====== Material ======

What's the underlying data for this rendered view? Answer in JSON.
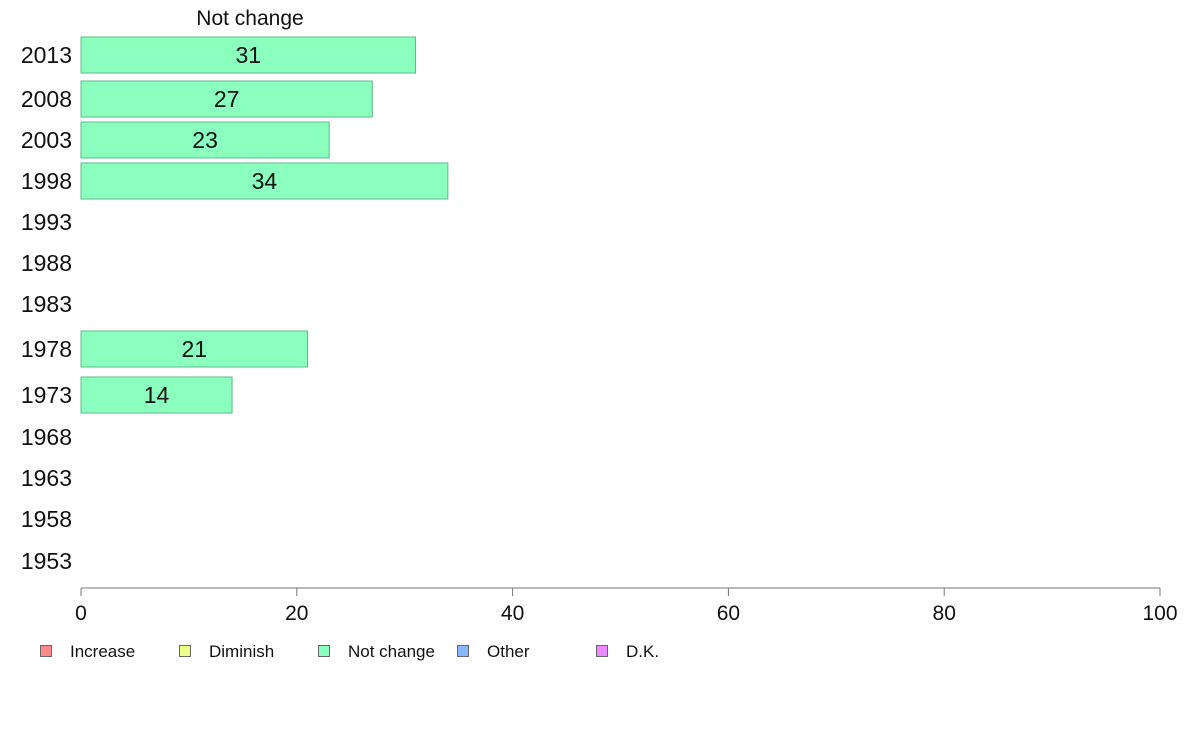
{
  "chart_data": {
    "type": "bar",
    "orientation": "horizontal",
    "title": "Not change",
    "categories": [
      "2013",
      "2008",
      "2003",
      "1998",
      "1993",
      "1988",
      "1983",
      "1978",
      "1973",
      "1968",
      "1963",
      "1958",
      "1953"
    ],
    "series": [
      {
        "name": "Not change",
        "color": "#8affbe",
        "values": [
          31,
          27,
          23,
          34,
          null,
          null,
          null,
          21,
          14,
          null,
          null,
          null,
          null
        ]
      }
    ],
    "xlim": [
      0,
      100
    ],
    "xticks": [
      0,
      20,
      40,
      60,
      80,
      100
    ],
    "grid": false,
    "legend_position": "bottom-left"
  },
  "legend": [
    {
      "label": "Increase",
      "color": "#ff8a8a"
    },
    {
      "label": "Diminish",
      "color": "#eeff8a"
    },
    {
      "label": "Not change",
      "color": "#8affbe"
    },
    {
      "label": "Other",
      "color": "#8ab8ff"
    },
    {
      "label": "D.K.",
      "color": "#ee8aff"
    }
  ]
}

======

Stated problem: All lines in the data that contain the word "color" should be copied.

Full answer:
        "color": "#8affbe",
      "color": "#ff8a8a"
      "color": "#eeff8a"
      "color": "#8affbe"
      "color": "#8ab8ff"
      "color": "#ee8aff"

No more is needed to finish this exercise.